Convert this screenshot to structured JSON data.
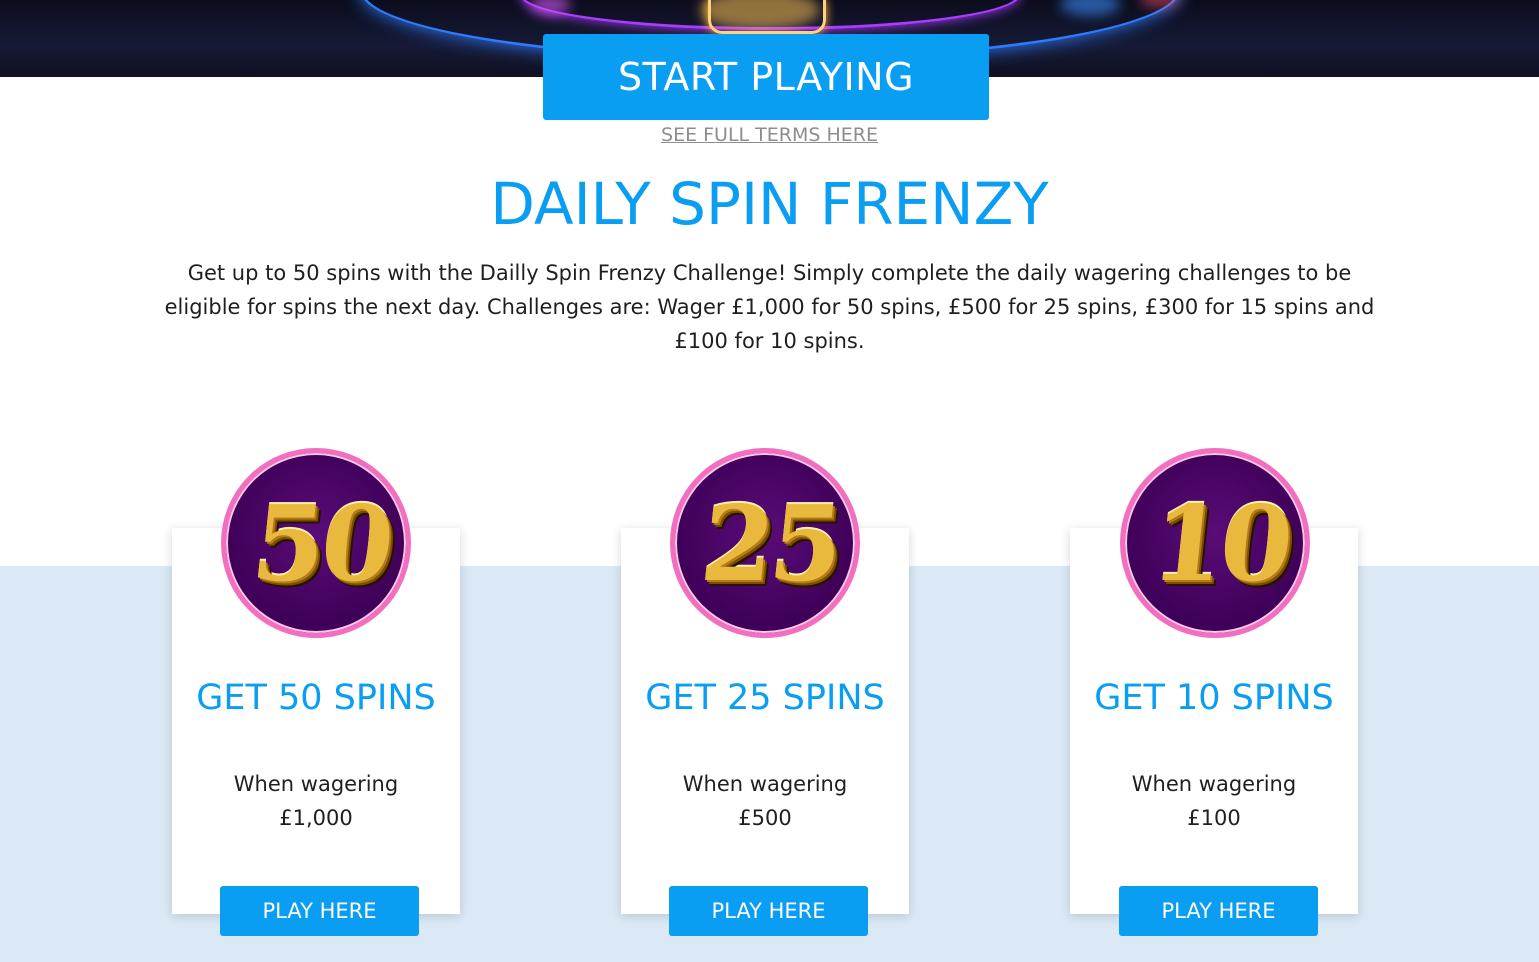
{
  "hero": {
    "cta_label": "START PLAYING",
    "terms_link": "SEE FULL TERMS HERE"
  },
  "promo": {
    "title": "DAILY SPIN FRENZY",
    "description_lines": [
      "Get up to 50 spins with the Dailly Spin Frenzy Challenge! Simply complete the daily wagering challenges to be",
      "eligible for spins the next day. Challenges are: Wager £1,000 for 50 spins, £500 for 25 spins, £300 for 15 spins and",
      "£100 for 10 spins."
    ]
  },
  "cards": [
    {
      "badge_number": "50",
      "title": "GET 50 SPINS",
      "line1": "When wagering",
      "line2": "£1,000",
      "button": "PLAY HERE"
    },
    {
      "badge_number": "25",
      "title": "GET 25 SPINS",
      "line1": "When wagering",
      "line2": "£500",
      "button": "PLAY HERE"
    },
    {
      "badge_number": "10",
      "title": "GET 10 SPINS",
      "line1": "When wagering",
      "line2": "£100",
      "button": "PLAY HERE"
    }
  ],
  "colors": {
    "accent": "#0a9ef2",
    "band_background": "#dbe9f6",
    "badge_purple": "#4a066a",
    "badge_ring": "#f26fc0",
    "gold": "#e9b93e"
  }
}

= = = = =

> [What you need to do]: Where a line contains the string "title", extract that line.

> [Answer to the task]:
    "title": "DAILY SPIN FRENZY",
      "title": "GET 50 SPINS",
      "title": "GET 25 SPINS",
      "title": "GET 10 SPINS",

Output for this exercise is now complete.